● **Stated problem**: Transcribe every line of the listing below without any deviation.
•••••
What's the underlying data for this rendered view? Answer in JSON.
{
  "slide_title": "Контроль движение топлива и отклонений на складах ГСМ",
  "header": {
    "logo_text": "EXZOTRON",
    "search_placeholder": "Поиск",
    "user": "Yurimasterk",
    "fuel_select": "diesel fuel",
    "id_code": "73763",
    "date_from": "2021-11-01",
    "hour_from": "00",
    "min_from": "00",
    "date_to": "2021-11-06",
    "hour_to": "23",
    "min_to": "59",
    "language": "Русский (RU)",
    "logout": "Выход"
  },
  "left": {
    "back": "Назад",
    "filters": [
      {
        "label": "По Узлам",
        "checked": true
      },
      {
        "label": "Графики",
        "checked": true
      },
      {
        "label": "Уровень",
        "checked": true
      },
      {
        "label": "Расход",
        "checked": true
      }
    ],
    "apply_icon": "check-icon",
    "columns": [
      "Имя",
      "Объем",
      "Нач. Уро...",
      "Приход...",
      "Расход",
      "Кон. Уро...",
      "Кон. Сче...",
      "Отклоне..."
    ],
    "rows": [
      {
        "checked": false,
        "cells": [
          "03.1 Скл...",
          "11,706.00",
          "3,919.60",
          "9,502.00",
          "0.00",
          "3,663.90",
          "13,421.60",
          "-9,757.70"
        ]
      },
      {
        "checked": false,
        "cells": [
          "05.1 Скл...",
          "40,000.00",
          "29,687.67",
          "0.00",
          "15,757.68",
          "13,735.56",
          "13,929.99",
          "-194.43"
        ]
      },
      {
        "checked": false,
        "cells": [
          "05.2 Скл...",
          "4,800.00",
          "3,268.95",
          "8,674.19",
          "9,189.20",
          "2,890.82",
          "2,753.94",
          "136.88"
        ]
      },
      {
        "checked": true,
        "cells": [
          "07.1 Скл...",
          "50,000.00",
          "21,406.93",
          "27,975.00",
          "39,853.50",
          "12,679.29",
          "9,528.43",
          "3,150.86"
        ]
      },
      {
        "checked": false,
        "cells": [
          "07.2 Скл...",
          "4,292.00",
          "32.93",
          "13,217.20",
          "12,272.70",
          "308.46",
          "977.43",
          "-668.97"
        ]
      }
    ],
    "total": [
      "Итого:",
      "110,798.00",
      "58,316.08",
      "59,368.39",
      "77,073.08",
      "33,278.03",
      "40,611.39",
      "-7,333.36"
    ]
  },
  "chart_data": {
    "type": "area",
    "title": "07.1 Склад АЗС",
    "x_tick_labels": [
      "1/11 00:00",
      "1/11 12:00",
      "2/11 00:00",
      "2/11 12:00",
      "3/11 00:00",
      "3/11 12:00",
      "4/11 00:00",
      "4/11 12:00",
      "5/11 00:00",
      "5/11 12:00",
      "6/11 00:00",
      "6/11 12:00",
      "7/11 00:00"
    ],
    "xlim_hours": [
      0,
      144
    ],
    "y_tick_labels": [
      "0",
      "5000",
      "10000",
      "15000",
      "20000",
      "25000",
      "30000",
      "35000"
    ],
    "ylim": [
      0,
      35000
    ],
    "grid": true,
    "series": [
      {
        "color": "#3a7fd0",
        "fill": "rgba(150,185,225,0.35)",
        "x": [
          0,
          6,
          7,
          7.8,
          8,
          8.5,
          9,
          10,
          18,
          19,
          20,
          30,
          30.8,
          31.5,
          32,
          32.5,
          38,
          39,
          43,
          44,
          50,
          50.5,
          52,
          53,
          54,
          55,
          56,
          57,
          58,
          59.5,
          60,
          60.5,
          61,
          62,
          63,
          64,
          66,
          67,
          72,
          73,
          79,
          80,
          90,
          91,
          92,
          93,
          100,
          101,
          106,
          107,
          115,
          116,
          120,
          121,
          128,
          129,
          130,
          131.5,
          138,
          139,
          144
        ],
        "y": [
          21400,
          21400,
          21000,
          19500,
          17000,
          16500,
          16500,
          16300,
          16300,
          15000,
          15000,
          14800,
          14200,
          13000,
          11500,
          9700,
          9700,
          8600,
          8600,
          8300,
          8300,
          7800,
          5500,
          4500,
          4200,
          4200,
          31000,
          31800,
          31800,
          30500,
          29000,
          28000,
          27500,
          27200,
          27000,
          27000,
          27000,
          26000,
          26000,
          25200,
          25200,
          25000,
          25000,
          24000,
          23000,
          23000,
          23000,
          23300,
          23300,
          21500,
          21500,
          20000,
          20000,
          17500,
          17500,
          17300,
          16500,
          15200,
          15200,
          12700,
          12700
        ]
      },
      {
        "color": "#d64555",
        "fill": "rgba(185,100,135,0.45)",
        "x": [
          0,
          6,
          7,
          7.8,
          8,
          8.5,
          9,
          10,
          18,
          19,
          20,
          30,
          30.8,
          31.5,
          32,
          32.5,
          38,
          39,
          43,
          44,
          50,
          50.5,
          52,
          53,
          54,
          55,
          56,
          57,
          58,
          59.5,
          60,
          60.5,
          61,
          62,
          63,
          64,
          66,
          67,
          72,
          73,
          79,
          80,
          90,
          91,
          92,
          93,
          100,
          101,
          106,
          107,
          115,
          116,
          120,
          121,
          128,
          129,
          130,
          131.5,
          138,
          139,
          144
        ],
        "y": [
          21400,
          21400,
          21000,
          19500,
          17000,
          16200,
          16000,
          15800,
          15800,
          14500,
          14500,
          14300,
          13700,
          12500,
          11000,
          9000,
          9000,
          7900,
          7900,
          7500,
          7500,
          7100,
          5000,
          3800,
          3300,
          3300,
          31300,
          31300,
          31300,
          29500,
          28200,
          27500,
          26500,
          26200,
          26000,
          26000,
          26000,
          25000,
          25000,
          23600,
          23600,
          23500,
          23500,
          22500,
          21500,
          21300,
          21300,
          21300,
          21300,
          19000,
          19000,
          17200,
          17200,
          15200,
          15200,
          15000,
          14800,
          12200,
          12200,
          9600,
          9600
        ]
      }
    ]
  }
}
•••••
● **Response to this task**:
What's the underlying data for this rendered view? Answer in JSON.
{
  "slide_title": "Контроль движение топлива и отклонений на складах ГСМ",
  "header": {
    "logo_text": "EXZOTRON",
    "search_placeholder": "Поиск",
    "user": "Yurimasterk",
    "fuel_select": "diesel fuel",
    "id_code": "73763",
    "date_from": "2021-11-01",
    "hour_from": "00",
    "min_from": "00",
    "date_to": "2021-11-06",
    "hour_to": "23",
    "min_to": "59",
    "language": "Русский (RU)",
    "logout": "Выход"
  },
  "left": {
    "back": "Назад",
    "filters": [
      {
        "label": "По Узлам",
        "checked": true
      },
      {
        "label": "Графики",
        "checked": true
      },
      {
        "label": "Уровень",
        "checked": true
      },
      {
        "label": "Расход",
        "checked": true
      }
    ],
    "apply_icon": "check-icon",
    "columns": [
      "Имя",
      "Объем",
      "Нач. Уро...",
      "Приход...",
      "Расход",
      "Кон. Уро...",
      "Кон. Сче...",
      "Отклоне..."
    ],
    "rows": [
      {
        "checked": false,
        "cells": [
          "03.1 Скл...",
          "11,706.00",
          "3,919.60",
          "9,502.00",
          "0.00",
          "3,663.90",
          "13,421.60",
          "-9,757.70"
        ]
      },
      {
        "checked": false,
        "cells": [
          "05.1 Скл...",
          "40,000.00",
          "29,687.67",
          "0.00",
          "15,757.68",
          "13,735.56",
          "13,929.99",
          "-194.43"
        ]
      },
      {
        "checked": false,
        "cells": [
          "05.2 Скл...",
          "4,800.00",
          "3,268.95",
          "8,674.19",
          "9,189.20",
          "2,890.82",
          "2,753.94",
          "136.88"
        ]
      },
      {
        "checked": true,
        "cells": [
          "07.1 Скл...",
          "50,000.00",
          "21,406.93",
          "27,975.00",
          "39,853.50",
          "12,679.29",
          "9,528.43",
          "3,150.86"
        ]
      },
      {
        "checked": false,
        "cells": [
          "07.2 Скл...",
          "4,292.00",
          "32.93",
          "13,217.20",
          "12,272.70",
          "308.46",
          "977.43",
          "-668.97"
        ]
      }
    ],
    "total": [
      "Итого:",
      "110,798.00",
      "58,316.08",
      "59,368.39",
      "77,073.08",
      "33,278.03",
      "40,611.39",
      "-7,333.36"
    ]
  },
  "chart_data": {
    "type": "area",
    "title": "07.1 Склад АЗС",
    "x_tick_labels": [
      "1/11 00:00",
      "1/11 12:00",
      "2/11 00:00",
      "2/11 12:00",
      "3/11 00:00",
      "3/11 12:00",
      "4/11 00:00",
      "4/11 12:00",
      "5/11 00:00",
      "5/11 12:00",
      "6/11 00:00",
      "6/11 12:00",
      "7/11 00:00"
    ],
    "xlim_hours": [
      0,
      144
    ],
    "y_tick_labels": [
      "0",
      "5000",
      "10000",
      "15000",
      "20000",
      "25000",
      "30000",
      "35000"
    ],
    "ylim": [
      0,
      35000
    ],
    "grid": true,
    "series": [
      {
        "color": "#3a7fd0",
        "fill": "rgba(150,185,225,0.35)",
        "x": [
          0,
          6,
          7,
          7.8,
          8,
          8.5,
          9,
          10,
          18,
          19,
          20,
          30,
          30.8,
          31.5,
          32,
          32.5,
          38,
          39,
          43,
          44,
          50,
          50.5,
          52,
          53,
          54,
          55,
          56,
          57,
          58,
          59.5,
          60,
          60.5,
          61,
          62,
          63,
          64,
          66,
          67,
          72,
          73,
          79,
          80,
          90,
          91,
          92,
          93,
          100,
          101,
          106,
          107,
          115,
          116,
          120,
          121,
          128,
          129,
          130,
          131.5,
          138,
          139,
          144
        ],
        "y": [
          21400,
          21400,
          21000,
          19500,
          17000,
          16500,
          16500,
          16300,
          16300,
          15000,
          15000,
          14800,
          14200,
          13000,
          11500,
          9700,
          9700,
          8600,
          8600,
          8300,
          8300,
          7800,
          5500,
          4500,
          4200,
          4200,
          31000,
          31800,
          31800,
          30500,
          29000,
          28000,
          27500,
          27200,
          27000,
          27000,
          27000,
          26000,
          26000,
          25200,
          25200,
          25000,
          25000,
          24000,
          23000,
          23000,
          23000,
          23300,
          23300,
          21500,
          21500,
          20000,
          20000,
          17500,
          17500,
          17300,
          16500,
          15200,
          15200,
          12700,
          12700
        ]
      },
      {
        "color": "#d64555",
        "fill": "rgba(185,100,135,0.45)",
        "x": [
          0,
          6,
          7,
          7.8,
          8,
          8.5,
          9,
          10,
          18,
          19,
          20,
          30,
          30.8,
          31.5,
          32,
          32.5,
          38,
          39,
          43,
          44,
          50,
          50.5,
          52,
          53,
          54,
          55,
          56,
          57,
          58,
          59.5,
          60,
          60.5,
          61,
          62,
          63,
          64,
          66,
          67,
          72,
          73,
          79,
          80,
          90,
          91,
          92,
          93,
          100,
          101,
          106,
          107,
          115,
          116,
          120,
          121,
          128,
          129,
          130,
          131.5,
          138,
          139,
          144
        ],
        "y": [
          21400,
          21400,
          21000,
          19500,
          17000,
          16200,
          16000,
          15800,
          15800,
          14500,
          14500,
          14300,
          13700,
          12500,
          11000,
          9000,
          9000,
          7900,
          7900,
          7500,
          7500,
          7100,
          5000,
          3800,
          3300,
          3300,
          31300,
          31300,
          31300,
          29500,
          28200,
          27500,
          26500,
          26200,
          26000,
          26000,
          26000,
          25000,
          25000,
          23600,
          23600,
          23500,
          23500,
          22500,
          21500,
          21300,
          21300,
          21300,
          21300,
          19000,
          19000,
          17200,
          17200,
          15200,
          15200,
          15000,
          14800,
          12200,
          12200,
          9600,
          9600
        ]
      }
    ]
  }
}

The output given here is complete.